* THE TASK:
Show each line from the listing that includes the word "these".

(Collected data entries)
================================

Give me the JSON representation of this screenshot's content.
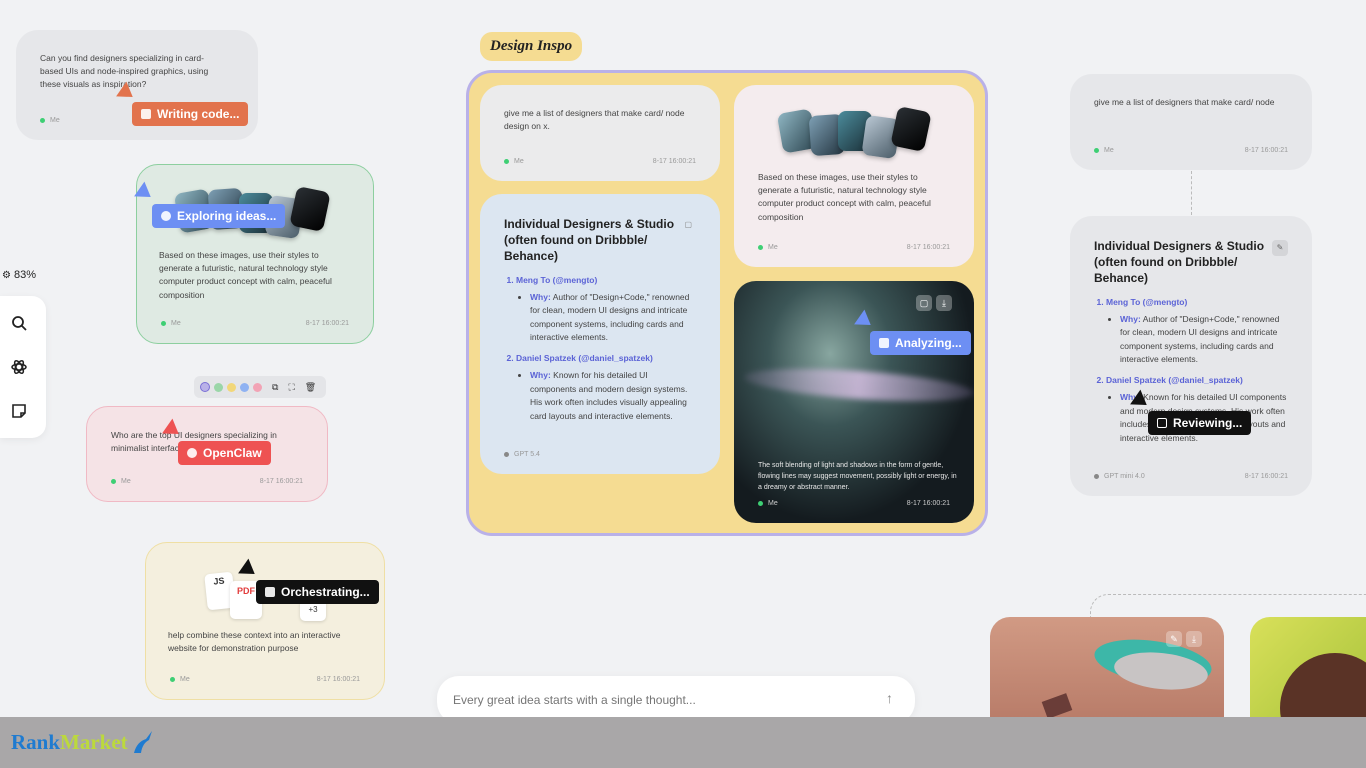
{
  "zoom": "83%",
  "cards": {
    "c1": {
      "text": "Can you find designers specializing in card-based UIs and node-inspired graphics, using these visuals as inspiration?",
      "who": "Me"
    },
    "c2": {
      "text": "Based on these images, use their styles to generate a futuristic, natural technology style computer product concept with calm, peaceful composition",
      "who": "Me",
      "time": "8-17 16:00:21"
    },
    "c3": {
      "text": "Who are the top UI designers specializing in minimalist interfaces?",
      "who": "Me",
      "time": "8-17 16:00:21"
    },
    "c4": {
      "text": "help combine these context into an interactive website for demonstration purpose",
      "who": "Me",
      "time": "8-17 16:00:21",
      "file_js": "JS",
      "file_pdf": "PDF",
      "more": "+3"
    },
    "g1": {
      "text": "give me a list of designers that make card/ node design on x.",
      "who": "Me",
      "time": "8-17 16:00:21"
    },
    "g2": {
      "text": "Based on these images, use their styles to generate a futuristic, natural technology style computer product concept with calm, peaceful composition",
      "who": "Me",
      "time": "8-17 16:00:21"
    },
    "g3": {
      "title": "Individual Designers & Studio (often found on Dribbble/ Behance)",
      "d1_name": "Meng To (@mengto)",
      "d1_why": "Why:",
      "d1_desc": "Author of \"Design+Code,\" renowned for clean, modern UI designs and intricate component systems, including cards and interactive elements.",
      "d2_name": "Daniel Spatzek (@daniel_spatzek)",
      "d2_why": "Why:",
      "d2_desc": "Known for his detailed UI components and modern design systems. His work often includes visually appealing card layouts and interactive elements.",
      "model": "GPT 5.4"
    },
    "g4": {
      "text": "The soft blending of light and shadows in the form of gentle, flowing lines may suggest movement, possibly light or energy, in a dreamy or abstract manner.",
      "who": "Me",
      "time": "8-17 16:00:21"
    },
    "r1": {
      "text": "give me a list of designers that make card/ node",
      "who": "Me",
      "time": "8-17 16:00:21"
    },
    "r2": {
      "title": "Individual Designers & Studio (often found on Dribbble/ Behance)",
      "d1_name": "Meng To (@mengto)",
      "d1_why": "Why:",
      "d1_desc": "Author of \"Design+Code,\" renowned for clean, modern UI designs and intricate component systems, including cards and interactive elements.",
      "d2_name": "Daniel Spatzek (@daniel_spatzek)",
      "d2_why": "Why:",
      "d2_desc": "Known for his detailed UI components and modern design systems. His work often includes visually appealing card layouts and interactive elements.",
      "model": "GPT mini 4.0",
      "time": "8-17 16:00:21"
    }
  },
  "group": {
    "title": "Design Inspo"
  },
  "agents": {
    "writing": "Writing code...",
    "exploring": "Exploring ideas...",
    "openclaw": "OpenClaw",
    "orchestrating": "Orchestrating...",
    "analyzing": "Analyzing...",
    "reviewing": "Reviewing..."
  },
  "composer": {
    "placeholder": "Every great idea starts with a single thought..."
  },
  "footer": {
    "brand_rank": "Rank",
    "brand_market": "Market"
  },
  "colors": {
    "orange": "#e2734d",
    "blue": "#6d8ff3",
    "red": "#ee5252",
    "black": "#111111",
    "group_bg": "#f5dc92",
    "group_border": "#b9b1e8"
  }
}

================================

* TASK RESULT:
      "text": "Can you find designers specializing in card-based UIs and node-inspired graphics, using these visuals as inspiration?",
      "text": "Based on these images, use their styles to generate a futuristic, natural technology style computer product concept with calm, peaceful composition",
      "text": "help combine these context into an interactive website for demonstration purpose",
      "text": "Based on these images, use their styles to generate a futuristic, natural technology style computer product concept with calm, peaceful composition",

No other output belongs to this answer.